Quote the listing below in its entirety, omitting every image.

====== Input rows

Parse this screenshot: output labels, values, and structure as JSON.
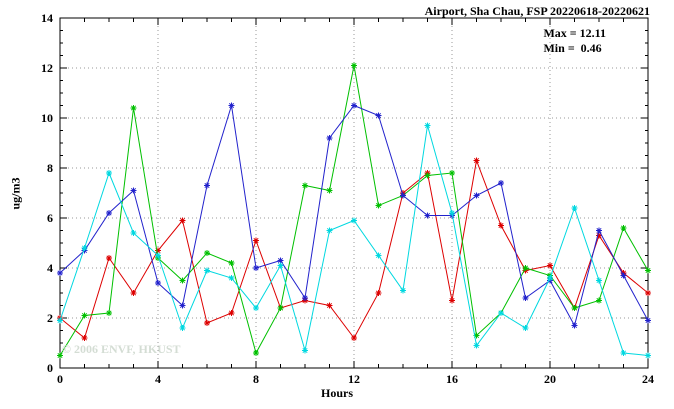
{
  "title": "Airport, Sha Chau, FSP 20220618-20220621",
  "stats": {
    "max_label": "Max = 12.11",
    "min_label": "Min =  0.46"
  },
  "watermark": "© 2006 ENVF, HKUST",
  "chart_data": {
    "type": "line",
    "title": "Airport, Sha Chau, FSP 20220618-20220621",
    "xlabel": "Hours",
    "ylabel": "ug/m3",
    "xlim": [
      0,
      24
    ],
    "ylim": [
      0,
      14
    ],
    "xticks": [
      0,
      4,
      8,
      12,
      16,
      20,
      24
    ],
    "yticks": [
      0,
      2,
      4,
      6,
      8,
      10,
      12,
      14
    ],
    "grid": true,
    "legend": "none",
    "max_value": 12.11,
    "min_value": 0.46,
    "x": [
      0,
      1,
      2,
      3,
      4,
      5,
      6,
      7,
      8,
      9,
      10,
      11,
      12,
      13,
      14,
      15,
      16,
      17,
      18,
      19,
      20,
      21,
      22,
      23,
      24
    ],
    "series": [
      {
        "name": "series-red",
        "color": "#dd0000",
        "values": [
          2.0,
          1.2,
          4.4,
          3.0,
          4.7,
          5.9,
          1.8,
          2.2,
          5.1,
          2.4,
          2.7,
          2.5,
          1.2,
          3.0,
          7.0,
          7.8,
          2.7,
          8.3,
          5.7,
          3.9,
          4.1,
          2.4,
          5.3,
          3.8,
          3.0
        ]
      },
      {
        "name": "series-green",
        "color": "#00c000",
        "values": [
          0.5,
          2.1,
          2.2,
          10.4,
          4.4,
          3.5,
          4.6,
          4.2,
          0.6,
          2.4,
          7.3,
          7.1,
          12.1,
          6.5,
          6.9,
          7.7,
          7.8,
          1.3,
          2.2,
          4.0,
          3.7,
          2.4,
          2.7,
          5.6,
          3.9
        ]
      },
      {
        "name": "series-blue",
        "color": "#2222cc",
        "values": [
          3.8,
          4.7,
          6.2,
          7.1,
          3.4,
          2.5,
          7.3,
          10.5,
          4.0,
          4.3,
          2.8,
          9.2,
          10.5,
          10.1,
          6.9,
          6.1,
          6.1,
          6.9,
          7.4,
          2.8,
          3.5,
          1.7,
          5.5,
          3.7,
          1.9
        ]
      },
      {
        "name": "series-cyan",
        "color": "#00d8e0",
        "values": [
          1.9,
          4.8,
          7.8,
          5.4,
          4.5,
          1.6,
          3.9,
          3.6,
          2.4,
          4.1,
          0.7,
          5.5,
          5.9,
          4.5,
          3.1,
          9.7,
          6.2,
          0.9,
          2.2,
          1.6,
          3.6,
          6.4,
          3.5,
          0.6,
          0.5
        ]
      }
    ]
  }
}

============

- [Expected answer]
Parse this screenshot: output labels, values, and structure as JSON.
{
  "title": "Airport, Sha Chau, FSP 20220618-20220621",
  "stats": {
    "max_label": "Max = 12.11",
    "min_label": "Min =  0.46"
  },
  "watermark": "© 2006 ENVF, HKUST",
  "chart_data": {
    "type": "line",
    "title": "Airport, Sha Chau, FSP 20220618-20220621",
    "xlabel": "Hours",
    "ylabel": "ug/m3",
    "xlim": [
      0,
      24
    ],
    "ylim": [
      0,
      14
    ],
    "xticks": [
      0,
      4,
      8,
      12,
      16,
      20,
      24
    ],
    "yticks": [
      0,
      2,
      4,
      6,
      8,
      10,
      12,
      14
    ],
    "grid": true,
    "legend": "none",
    "max_value": 12.11,
    "min_value": 0.46,
    "x": [
      0,
      1,
      2,
      3,
      4,
      5,
      6,
      7,
      8,
      9,
      10,
      11,
      12,
      13,
      14,
      15,
      16,
      17,
      18,
      19,
      20,
      21,
      22,
      23,
      24
    ],
    "series": [
      {
        "name": "series-red",
        "color": "#dd0000",
        "values": [
          2.0,
          1.2,
          4.4,
          3.0,
          4.7,
          5.9,
          1.8,
          2.2,
          5.1,
          2.4,
          2.7,
          2.5,
          1.2,
          3.0,
          7.0,
          7.8,
          2.7,
          8.3,
          5.7,
          3.9,
          4.1,
          2.4,
          5.3,
          3.8,
          3.0
        ]
      },
      {
        "name": "series-green",
        "color": "#00c000",
        "values": [
          0.5,
          2.1,
          2.2,
          10.4,
          4.4,
          3.5,
          4.6,
          4.2,
          0.6,
          2.4,
          7.3,
          7.1,
          12.1,
          6.5,
          6.9,
          7.7,
          7.8,
          1.3,
          2.2,
          4.0,
          3.7,
          2.4,
          2.7,
          5.6,
          3.9
        ]
      },
      {
        "name": "series-blue",
        "color": "#2222cc",
        "values": [
          3.8,
          4.7,
          6.2,
          7.1,
          3.4,
          2.5,
          7.3,
          10.5,
          4.0,
          4.3,
          2.8,
          9.2,
          10.5,
          10.1,
          6.9,
          6.1,
          6.1,
          6.9,
          7.4,
          2.8,
          3.5,
          1.7,
          5.5,
          3.7,
          1.9
        ]
      },
      {
        "name": "series-cyan",
        "color": "#00d8e0",
        "values": [
          1.9,
          4.8,
          7.8,
          5.4,
          4.5,
          1.6,
          3.9,
          3.6,
          2.4,
          4.1,
          0.7,
          5.5,
          5.9,
          4.5,
          3.1,
          9.7,
          6.2,
          0.9,
          2.2,
          1.6,
          3.6,
          6.4,
          3.5,
          0.6,
          0.5
        ]
      }
    ]
  }
}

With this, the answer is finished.